■ **TASK TO CARRY OUT**
Extract each line from the entries below that has the string "ससमय" in it.

Records excerpted from a collection
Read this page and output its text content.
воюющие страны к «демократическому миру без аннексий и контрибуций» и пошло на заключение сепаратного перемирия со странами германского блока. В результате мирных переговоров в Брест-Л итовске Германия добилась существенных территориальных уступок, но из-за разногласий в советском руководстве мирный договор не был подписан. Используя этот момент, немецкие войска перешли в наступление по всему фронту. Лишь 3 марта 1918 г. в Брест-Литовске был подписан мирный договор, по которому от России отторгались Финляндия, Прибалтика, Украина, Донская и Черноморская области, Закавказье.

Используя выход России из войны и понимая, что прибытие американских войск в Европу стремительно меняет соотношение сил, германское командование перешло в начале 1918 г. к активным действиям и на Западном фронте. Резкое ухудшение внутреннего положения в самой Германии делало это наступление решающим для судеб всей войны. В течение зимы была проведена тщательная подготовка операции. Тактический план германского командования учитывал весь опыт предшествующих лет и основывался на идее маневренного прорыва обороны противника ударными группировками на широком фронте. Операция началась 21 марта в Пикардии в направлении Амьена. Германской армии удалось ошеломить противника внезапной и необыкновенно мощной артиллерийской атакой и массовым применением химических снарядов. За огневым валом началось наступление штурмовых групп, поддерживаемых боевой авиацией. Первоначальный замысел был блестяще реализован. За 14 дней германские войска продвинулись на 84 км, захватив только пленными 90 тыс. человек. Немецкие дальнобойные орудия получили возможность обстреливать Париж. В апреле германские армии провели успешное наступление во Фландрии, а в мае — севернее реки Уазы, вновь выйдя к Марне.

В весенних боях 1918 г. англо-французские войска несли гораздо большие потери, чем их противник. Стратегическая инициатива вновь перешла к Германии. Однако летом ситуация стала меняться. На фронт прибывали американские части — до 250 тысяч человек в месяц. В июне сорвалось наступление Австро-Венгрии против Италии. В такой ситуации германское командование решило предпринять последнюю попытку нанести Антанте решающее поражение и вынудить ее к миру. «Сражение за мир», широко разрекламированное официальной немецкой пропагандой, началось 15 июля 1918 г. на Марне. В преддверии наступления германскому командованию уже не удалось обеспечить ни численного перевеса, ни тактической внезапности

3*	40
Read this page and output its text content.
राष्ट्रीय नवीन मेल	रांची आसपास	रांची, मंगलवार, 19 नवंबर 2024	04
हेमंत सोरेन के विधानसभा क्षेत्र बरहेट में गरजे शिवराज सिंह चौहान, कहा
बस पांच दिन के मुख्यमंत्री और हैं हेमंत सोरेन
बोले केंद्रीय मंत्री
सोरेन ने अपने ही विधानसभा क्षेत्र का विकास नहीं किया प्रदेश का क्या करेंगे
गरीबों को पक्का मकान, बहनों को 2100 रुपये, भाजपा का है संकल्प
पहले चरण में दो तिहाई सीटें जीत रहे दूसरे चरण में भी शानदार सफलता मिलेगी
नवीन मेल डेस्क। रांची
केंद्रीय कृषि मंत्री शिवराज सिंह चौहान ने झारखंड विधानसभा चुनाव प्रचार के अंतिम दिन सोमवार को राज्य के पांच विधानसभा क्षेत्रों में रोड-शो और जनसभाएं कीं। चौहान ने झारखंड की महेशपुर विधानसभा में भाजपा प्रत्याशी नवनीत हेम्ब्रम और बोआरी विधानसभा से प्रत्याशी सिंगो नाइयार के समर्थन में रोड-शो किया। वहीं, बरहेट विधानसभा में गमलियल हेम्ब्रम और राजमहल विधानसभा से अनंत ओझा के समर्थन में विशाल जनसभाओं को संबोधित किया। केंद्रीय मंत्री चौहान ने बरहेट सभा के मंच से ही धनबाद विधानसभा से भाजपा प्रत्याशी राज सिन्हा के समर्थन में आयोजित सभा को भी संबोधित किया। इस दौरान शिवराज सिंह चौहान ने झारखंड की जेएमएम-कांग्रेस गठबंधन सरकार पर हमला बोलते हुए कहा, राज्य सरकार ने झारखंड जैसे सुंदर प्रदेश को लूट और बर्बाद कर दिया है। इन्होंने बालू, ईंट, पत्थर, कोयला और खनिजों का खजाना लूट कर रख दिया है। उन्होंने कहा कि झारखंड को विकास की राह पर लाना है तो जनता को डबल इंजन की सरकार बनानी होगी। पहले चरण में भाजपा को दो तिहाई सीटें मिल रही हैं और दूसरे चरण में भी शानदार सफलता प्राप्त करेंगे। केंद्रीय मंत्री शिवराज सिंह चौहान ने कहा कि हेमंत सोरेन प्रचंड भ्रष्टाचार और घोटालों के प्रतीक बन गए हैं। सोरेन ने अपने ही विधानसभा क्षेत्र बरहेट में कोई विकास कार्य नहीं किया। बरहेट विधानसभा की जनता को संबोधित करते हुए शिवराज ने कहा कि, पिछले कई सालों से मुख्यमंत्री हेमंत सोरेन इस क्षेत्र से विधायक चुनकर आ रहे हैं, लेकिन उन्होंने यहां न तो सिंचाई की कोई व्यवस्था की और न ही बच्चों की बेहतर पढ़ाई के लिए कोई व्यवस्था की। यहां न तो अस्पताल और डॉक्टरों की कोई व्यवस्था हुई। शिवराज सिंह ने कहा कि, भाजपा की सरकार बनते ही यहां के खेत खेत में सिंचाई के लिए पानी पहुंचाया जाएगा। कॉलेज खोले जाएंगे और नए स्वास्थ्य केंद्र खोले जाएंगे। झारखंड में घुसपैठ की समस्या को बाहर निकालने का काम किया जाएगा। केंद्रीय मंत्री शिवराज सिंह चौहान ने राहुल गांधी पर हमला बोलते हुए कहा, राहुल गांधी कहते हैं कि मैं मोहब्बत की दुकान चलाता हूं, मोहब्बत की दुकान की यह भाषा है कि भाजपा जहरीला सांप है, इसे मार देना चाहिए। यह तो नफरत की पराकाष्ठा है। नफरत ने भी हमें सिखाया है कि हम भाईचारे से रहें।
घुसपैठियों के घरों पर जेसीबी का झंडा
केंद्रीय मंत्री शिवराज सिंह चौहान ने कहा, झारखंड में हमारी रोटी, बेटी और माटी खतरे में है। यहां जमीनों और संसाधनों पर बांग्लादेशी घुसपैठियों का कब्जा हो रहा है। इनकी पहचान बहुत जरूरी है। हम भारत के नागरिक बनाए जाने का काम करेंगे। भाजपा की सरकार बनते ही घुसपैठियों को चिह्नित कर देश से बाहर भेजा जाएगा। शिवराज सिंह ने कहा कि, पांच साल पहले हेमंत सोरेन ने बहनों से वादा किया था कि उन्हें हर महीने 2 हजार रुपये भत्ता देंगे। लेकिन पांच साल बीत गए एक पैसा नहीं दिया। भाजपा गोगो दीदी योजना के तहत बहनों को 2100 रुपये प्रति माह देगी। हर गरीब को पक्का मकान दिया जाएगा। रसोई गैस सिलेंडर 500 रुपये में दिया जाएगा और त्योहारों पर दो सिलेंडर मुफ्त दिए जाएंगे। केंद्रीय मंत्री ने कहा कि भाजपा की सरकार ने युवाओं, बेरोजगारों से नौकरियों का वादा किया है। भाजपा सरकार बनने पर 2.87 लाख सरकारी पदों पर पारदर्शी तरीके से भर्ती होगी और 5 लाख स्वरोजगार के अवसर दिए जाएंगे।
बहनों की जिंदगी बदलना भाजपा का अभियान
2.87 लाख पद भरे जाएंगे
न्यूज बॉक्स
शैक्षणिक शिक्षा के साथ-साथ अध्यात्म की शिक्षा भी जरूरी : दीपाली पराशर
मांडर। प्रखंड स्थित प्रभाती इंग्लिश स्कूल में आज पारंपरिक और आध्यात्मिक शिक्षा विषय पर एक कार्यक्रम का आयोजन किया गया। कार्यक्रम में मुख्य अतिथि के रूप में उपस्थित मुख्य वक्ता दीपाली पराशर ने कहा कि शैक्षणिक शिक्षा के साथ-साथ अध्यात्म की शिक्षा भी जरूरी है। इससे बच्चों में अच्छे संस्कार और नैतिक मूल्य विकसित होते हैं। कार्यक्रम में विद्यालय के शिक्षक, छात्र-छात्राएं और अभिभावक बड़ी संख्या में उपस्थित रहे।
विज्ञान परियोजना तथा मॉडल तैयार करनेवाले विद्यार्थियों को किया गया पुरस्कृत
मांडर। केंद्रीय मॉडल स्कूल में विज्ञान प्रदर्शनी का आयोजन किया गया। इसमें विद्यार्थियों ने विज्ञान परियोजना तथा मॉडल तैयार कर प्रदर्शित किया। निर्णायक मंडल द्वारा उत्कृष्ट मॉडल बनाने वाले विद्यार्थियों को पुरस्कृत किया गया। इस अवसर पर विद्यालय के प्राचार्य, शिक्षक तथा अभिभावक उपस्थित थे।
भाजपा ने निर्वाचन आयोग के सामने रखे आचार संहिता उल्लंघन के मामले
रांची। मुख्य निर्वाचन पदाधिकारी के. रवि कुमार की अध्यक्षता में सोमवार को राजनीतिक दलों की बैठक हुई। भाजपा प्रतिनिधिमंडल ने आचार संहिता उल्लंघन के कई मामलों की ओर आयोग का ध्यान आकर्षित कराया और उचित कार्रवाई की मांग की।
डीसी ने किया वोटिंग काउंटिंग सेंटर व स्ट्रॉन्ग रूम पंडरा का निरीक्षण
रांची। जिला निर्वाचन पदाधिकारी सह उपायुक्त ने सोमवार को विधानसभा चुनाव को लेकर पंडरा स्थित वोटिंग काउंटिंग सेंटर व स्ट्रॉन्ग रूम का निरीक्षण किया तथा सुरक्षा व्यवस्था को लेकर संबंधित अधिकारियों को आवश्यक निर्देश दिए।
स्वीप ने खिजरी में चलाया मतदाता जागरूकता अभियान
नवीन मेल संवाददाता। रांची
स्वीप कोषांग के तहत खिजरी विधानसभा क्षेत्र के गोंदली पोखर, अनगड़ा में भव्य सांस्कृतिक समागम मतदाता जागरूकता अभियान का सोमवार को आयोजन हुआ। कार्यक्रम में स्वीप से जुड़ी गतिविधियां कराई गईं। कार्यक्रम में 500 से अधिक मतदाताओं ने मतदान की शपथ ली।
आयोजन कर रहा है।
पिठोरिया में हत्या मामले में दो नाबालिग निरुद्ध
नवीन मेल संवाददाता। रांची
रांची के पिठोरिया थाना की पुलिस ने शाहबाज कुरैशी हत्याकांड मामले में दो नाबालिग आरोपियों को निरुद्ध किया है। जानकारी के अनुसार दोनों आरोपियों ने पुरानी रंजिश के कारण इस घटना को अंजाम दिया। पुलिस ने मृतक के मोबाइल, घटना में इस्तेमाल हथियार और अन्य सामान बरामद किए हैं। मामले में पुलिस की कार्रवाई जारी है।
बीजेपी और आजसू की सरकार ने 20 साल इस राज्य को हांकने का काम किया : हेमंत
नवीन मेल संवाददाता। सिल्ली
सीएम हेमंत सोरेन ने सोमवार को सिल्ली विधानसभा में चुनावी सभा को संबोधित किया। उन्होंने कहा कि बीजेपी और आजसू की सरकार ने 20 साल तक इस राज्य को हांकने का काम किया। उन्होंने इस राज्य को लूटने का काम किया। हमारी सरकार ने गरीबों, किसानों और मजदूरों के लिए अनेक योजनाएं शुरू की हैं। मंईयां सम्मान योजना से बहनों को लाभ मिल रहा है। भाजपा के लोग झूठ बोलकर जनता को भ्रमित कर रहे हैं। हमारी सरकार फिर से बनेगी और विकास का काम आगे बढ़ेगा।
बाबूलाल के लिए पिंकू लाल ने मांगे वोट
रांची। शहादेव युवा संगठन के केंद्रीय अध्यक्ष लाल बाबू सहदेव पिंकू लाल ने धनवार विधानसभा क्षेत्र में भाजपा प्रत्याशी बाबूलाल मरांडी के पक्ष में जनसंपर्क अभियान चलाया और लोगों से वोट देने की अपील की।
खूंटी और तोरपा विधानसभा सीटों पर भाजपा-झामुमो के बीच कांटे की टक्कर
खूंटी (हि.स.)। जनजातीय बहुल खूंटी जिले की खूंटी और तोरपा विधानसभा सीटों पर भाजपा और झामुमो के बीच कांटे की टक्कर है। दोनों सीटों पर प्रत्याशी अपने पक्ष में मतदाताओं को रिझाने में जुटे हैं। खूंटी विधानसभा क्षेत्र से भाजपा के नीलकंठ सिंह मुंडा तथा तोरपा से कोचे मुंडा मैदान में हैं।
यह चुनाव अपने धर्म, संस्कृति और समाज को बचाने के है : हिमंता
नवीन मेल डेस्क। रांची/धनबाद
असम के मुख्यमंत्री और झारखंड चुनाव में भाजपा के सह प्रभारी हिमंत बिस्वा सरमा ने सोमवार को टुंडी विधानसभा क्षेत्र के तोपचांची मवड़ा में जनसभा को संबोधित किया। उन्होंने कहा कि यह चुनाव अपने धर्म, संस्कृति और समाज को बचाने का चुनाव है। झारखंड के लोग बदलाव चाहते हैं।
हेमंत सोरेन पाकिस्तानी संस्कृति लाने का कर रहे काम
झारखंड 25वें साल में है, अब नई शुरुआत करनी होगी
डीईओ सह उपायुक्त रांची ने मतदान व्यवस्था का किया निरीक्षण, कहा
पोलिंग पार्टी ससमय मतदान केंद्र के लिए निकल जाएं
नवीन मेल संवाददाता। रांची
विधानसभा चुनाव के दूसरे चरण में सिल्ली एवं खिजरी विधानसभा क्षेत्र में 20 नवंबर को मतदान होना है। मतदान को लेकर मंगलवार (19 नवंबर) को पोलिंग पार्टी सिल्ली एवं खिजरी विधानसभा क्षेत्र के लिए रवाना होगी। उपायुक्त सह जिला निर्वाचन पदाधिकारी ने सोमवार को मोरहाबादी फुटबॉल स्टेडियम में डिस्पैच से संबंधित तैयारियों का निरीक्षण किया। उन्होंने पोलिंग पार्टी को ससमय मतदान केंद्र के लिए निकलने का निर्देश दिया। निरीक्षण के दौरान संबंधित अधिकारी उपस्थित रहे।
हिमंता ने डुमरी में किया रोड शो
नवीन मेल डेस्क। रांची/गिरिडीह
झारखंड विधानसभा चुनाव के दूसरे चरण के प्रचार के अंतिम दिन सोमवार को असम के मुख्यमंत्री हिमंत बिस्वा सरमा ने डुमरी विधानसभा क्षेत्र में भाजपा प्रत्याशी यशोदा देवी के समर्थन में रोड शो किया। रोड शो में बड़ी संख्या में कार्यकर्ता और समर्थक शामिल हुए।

■ **ANSWER TO THE TASK**
पोलिंग पार्टी ससमय मतदान केंद्र के लिए निकल जाएं
विधानसभा चुनाव के दूसरे चरण में सिल्ली एवं खिजरी विधानसभा क्षेत्र में 20 नवंबर को मतदान होना है। मतदान को लेकर मंगलवार (19 नवंबर) को पोलिंग पार्टी सिल्ली एवं खिजरी विधानसभा क्षेत्र के लिए रवाना होगी। उपायुक्त सह जिला निर्वाचन पदाधिकारी ने सोमवार को मोरहाबादी फुटबॉल स्टेडियम में डिस्पैच से संबंधित तैयारियों का निरीक्षण किया। उन्होंने पोलिंग पार्टी को ससमय मतदान केंद्र के लिए निकलने का निर्देश दिया। निरीक्षण के दौरान संबंधित अधिकारी उपस्थित रहे।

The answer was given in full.